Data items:
**********
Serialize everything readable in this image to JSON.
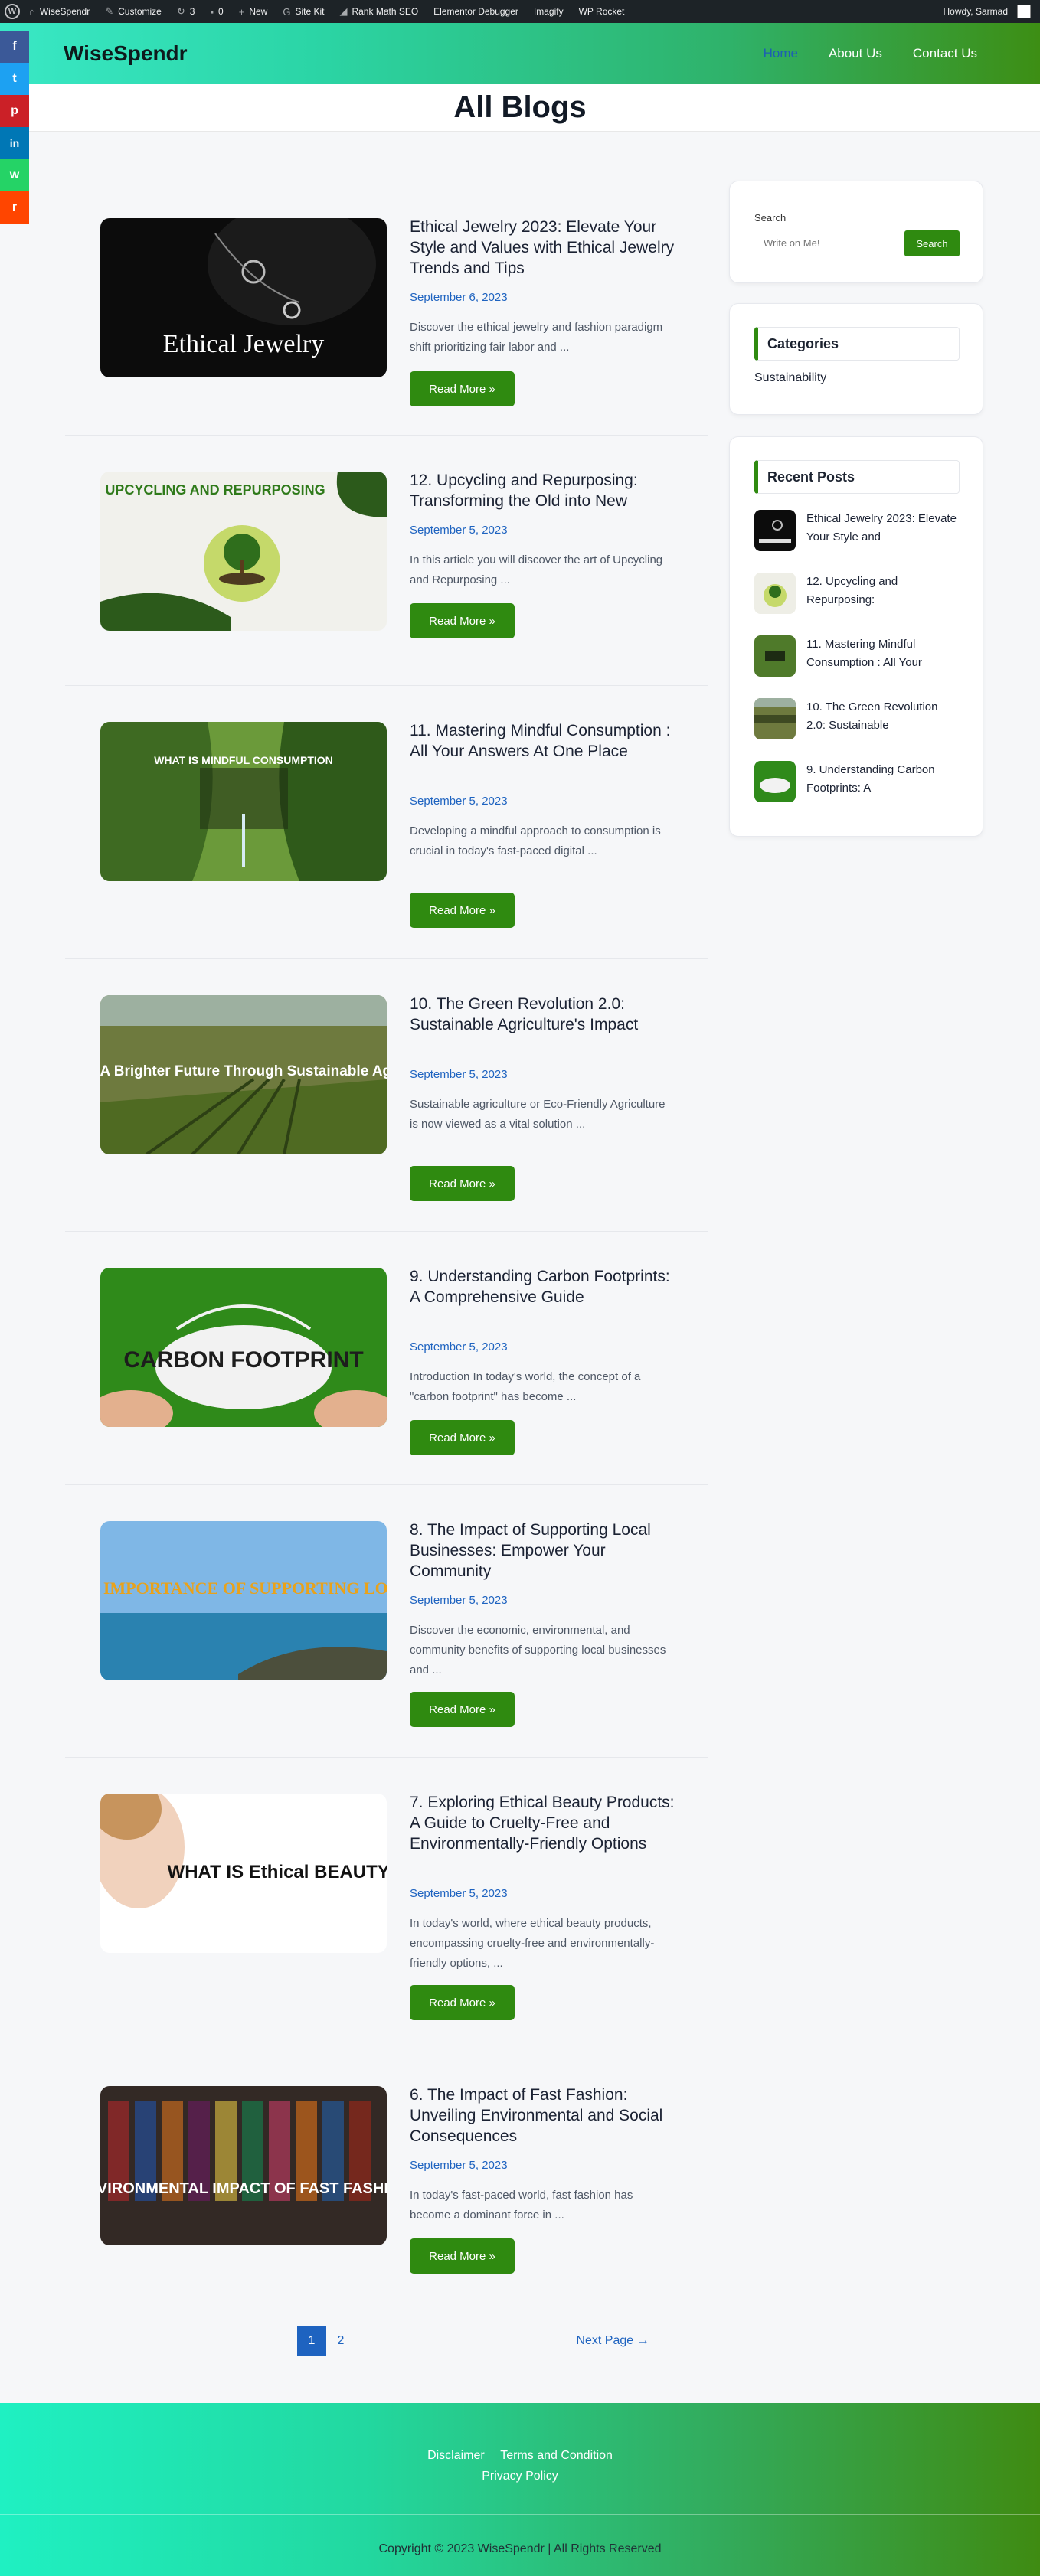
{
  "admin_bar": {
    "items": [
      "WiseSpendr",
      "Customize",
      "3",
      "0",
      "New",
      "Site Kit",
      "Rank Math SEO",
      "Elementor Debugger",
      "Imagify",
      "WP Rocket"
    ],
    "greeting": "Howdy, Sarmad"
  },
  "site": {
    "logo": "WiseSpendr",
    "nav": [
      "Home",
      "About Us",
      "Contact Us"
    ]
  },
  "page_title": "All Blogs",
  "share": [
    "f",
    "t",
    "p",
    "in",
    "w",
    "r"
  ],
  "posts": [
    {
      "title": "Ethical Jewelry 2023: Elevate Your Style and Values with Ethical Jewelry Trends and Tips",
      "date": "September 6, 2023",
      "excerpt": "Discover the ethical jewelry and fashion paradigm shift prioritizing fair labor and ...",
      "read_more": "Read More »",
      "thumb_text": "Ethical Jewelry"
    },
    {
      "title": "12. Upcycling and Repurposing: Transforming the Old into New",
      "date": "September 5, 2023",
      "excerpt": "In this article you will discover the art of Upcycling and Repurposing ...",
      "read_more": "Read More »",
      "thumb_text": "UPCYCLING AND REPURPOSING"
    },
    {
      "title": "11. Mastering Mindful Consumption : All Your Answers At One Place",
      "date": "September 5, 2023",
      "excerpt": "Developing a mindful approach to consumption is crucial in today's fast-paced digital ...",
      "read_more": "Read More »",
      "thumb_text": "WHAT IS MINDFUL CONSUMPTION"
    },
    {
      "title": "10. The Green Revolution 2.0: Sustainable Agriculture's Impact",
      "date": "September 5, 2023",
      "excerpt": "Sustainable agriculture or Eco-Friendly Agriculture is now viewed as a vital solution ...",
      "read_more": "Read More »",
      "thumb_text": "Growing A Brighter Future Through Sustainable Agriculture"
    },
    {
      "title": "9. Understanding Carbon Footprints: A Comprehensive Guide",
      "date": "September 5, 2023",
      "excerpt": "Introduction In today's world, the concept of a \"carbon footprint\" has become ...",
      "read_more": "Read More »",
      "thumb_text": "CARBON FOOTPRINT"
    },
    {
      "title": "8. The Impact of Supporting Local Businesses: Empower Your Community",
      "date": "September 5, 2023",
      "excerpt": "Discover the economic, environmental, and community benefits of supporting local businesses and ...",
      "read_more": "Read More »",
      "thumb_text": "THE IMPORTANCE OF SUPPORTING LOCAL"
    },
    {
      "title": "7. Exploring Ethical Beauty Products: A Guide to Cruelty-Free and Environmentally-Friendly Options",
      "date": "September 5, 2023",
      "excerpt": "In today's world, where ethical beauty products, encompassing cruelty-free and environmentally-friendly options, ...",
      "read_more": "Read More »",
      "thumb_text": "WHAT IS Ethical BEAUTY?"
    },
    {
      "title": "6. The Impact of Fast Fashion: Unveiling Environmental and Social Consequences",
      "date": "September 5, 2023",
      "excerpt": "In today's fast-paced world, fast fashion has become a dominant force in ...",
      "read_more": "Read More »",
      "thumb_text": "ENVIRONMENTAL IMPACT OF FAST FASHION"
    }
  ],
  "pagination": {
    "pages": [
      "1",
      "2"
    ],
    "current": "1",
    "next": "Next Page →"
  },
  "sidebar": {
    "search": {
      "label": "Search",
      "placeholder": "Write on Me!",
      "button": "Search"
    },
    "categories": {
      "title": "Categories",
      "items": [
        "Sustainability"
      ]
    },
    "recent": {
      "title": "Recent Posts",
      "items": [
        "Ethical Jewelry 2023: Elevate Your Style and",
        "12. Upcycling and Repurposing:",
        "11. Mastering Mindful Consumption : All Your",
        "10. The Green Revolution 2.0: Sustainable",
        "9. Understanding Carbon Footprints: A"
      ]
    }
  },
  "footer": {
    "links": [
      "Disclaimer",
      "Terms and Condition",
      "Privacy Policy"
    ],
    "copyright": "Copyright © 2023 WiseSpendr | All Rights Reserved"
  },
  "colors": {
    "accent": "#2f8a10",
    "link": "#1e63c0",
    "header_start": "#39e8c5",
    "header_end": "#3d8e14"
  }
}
**********
*DO THIS*
Leave out the pictures and output the rest of the material exactly as written.

*WRITTEN RESPONSE*
Serialize everything readable in this image to JSON.
{
  "admin_bar": {
    "items": [
      "WiseSpendr",
      "Customize",
      "3",
      "0",
      "New",
      "Site Kit",
      "Rank Math SEO",
      "Elementor Debugger",
      "Imagify",
      "WP Rocket"
    ],
    "greeting": "Howdy, Sarmad"
  },
  "site": {
    "logo": "WiseSpendr",
    "nav": [
      "Home",
      "About Us",
      "Contact Us"
    ]
  },
  "page_title": "All Blogs",
  "share": [
    "f",
    "t",
    "p",
    "in",
    "w",
    "r"
  ],
  "posts": [
    {
      "title": "Ethical Jewelry 2023: Elevate Your Style and Values with Ethical Jewelry Trends and Tips",
      "date": "September 6, 2023",
      "excerpt": "Discover the ethical jewelry and fashion paradigm shift prioritizing fair labor and ...",
      "read_more": "Read More »",
      "thumb_text": "Ethical Jewelry"
    },
    {
      "title": "12. Upcycling and Repurposing: Transforming the Old into New",
      "date": "September 5, 2023",
      "excerpt": "In this article you will discover the art of Upcycling and Repurposing ...",
      "read_more": "Read More »",
      "thumb_text": "UPCYCLING AND REPURPOSING"
    },
    {
      "title": "11. Mastering Mindful Consumption : All Your Answers At One Place",
      "date": "September 5, 2023",
      "excerpt": "Developing a mindful approach to consumption is crucial in today's fast-paced digital ...",
      "read_more": "Read More »",
      "thumb_text": "WHAT IS MINDFUL CONSUMPTION"
    },
    {
      "title": "10. The Green Revolution 2.0: Sustainable Agriculture's Impact",
      "date": "September 5, 2023",
      "excerpt": "Sustainable agriculture or Eco-Friendly Agriculture is now viewed as a vital solution ...",
      "read_more": "Read More »",
      "thumb_text": "Growing A Brighter Future Through Sustainable Agriculture"
    },
    {
      "title": "9. Understanding Carbon Footprints: A Comprehensive Guide",
      "date": "September 5, 2023",
      "excerpt": "Introduction In today's world, the concept of a \"carbon footprint\" has become ...",
      "read_more": "Read More »",
      "thumb_text": "CARBON FOOTPRINT"
    },
    {
      "title": "8. The Impact of Supporting Local Businesses: Empower Your Community",
      "date": "September 5, 2023",
      "excerpt": "Discover the economic, environmental, and community benefits of supporting local businesses and ...",
      "read_more": "Read More »",
      "thumb_text": "THE IMPORTANCE OF SUPPORTING LOCAL"
    },
    {
      "title": "7. Exploring Ethical Beauty Products: A Guide to Cruelty-Free and Environmentally-Friendly Options",
      "date": "September 5, 2023",
      "excerpt": "In today's world, where ethical beauty products, encompassing cruelty-free and environmentally-friendly options, ...",
      "read_more": "Read More »",
      "thumb_text": "WHAT IS Ethical BEAUTY?"
    },
    {
      "title": "6. The Impact of Fast Fashion: Unveiling Environmental and Social Consequences",
      "date": "September 5, 2023",
      "excerpt": "In today's fast-paced world, fast fashion has become a dominant force in ...",
      "read_more": "Read More »",
      "thumb_text": "ENVIRONMENTAL IMPACT OF FAST FASHION"
    }
  ],
  "pagination": {
    "pages": [
      "1",
      "2"
    ],
    "current": "1",
    "next": "Next Page →"
  },
  "sidebar": {
    "search": {
      "label": "Search",
      "placeholder": "Write on Me!",
      "button": "Search"
    },
    "categories": {
      "title": "Categories",
      "items": [
        "Sustainability"
      ]
    },
    "recent": {
      "title": "Recent Posts",
      "items": [
        "Ethical Jewelry 2023: Elevate Your Style and",
        "12. Upcycling and Repurposing:",
        "11. Mastering Mindful Consumption : All Your",
        "10. The Green Revolution 2.0: Sustainable",
        "9. Understanding Carbon Footprints: A"
      ]
    }
  },
  "footer": {
    "links": [
      "Disclaimer",
      "Terms and Condition",
      "Privacy Policy"
    ],
    "copyright": "Copyright © 2023 WiseSpendr | All Rights Reserved"
  },
  "colors": {
    "accent": "#2f8a10",
    "link": "#1e63c0",
    "header_start": "#39e8c5",
    "header_end": "#3d8e14"
  }
}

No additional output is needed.